THE REQUEST
Without including any pictures, write out the listing below exactly.

Stored records
******************************
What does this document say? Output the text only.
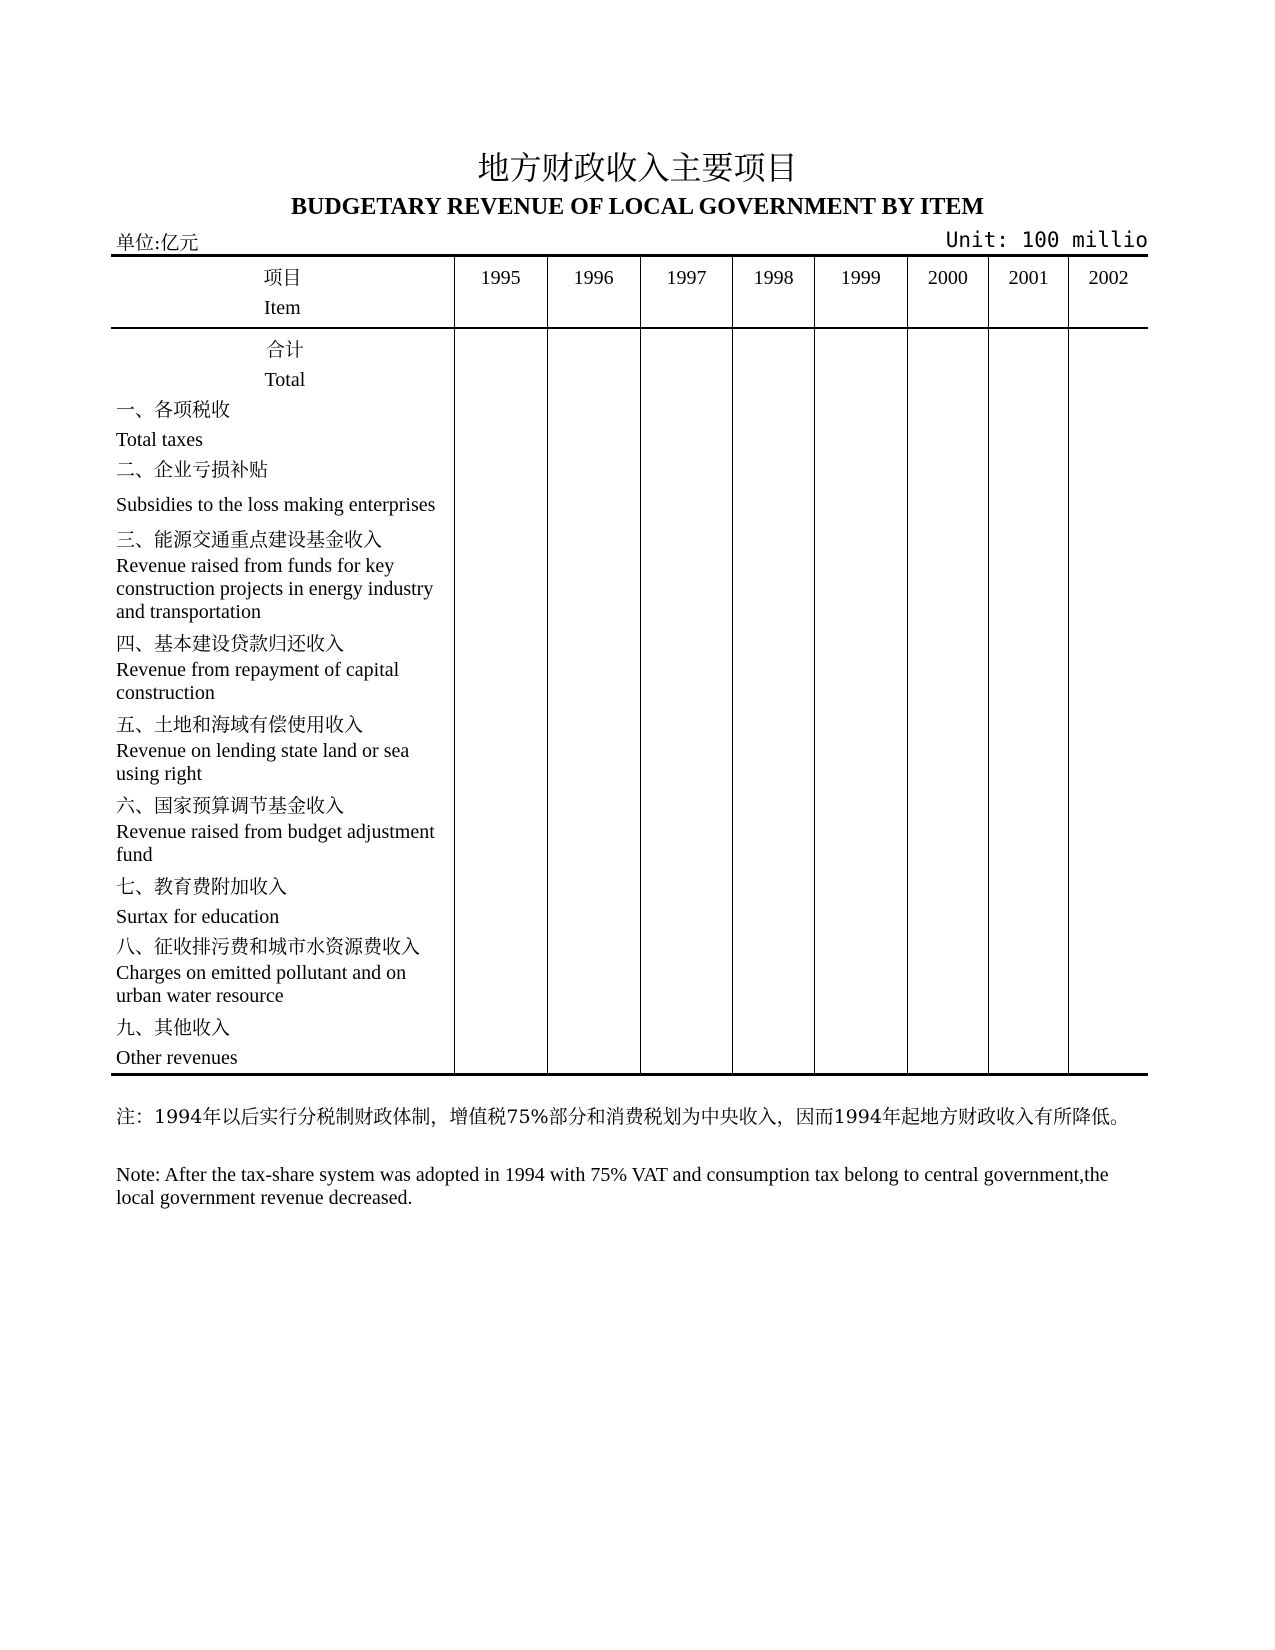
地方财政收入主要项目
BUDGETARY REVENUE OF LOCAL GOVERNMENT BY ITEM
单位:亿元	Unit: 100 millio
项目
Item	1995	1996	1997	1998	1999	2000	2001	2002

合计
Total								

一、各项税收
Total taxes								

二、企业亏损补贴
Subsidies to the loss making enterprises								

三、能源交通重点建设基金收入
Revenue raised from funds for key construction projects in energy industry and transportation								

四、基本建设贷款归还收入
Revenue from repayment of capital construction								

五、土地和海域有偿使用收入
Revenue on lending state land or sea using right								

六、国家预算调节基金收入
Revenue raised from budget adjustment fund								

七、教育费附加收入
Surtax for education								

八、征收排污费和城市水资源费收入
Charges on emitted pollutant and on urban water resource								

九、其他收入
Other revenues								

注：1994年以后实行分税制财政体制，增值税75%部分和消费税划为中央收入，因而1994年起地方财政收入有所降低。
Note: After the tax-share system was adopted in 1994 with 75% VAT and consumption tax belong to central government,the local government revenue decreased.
******************************
RESULT FOR THIS EXERCISE
What does this document say? Output the text only.
地方财政收入主要项目
BUDGETARY REVENUE OF LOCAL GOVERNMENT BY ITEM
单位:亿元	Unit: 100 millio
项目
Item	1995	1996	1997	1998	1999	2000	2001	2002

合计
Total								

一、各项税收
Total taxes								

二、企业亏损补贴
Subsidies to the loss making enterprises								

三、能源交通重点建设基金收入
Revenue raised from funds for key construction projects in energy industry and transportation								

四、基本建设贷款归还收入
Revenue from repayment of capital construction								

五、土地和海域有偿使用收入
Revenue on lending state land or sea using right								

六、国家预算调节基金收入
Revenue raised from budget adjustment fund								

七、教育费附加收入
Surtax for education								

八、征收排污费和城市水资源费收入
Charges on emitted pollutant and on urban water resource								

九、其他收入
Other revenues								

注：1994年以后实行分税制财政体制，增值税75%部分和消费税划为中央收入，因而1994年起地方财政收入有所降低。
Note: After the tax-share system was adopted in 1994 with 75% VAT and consumption tax belong to central government,the local government revenue decreased.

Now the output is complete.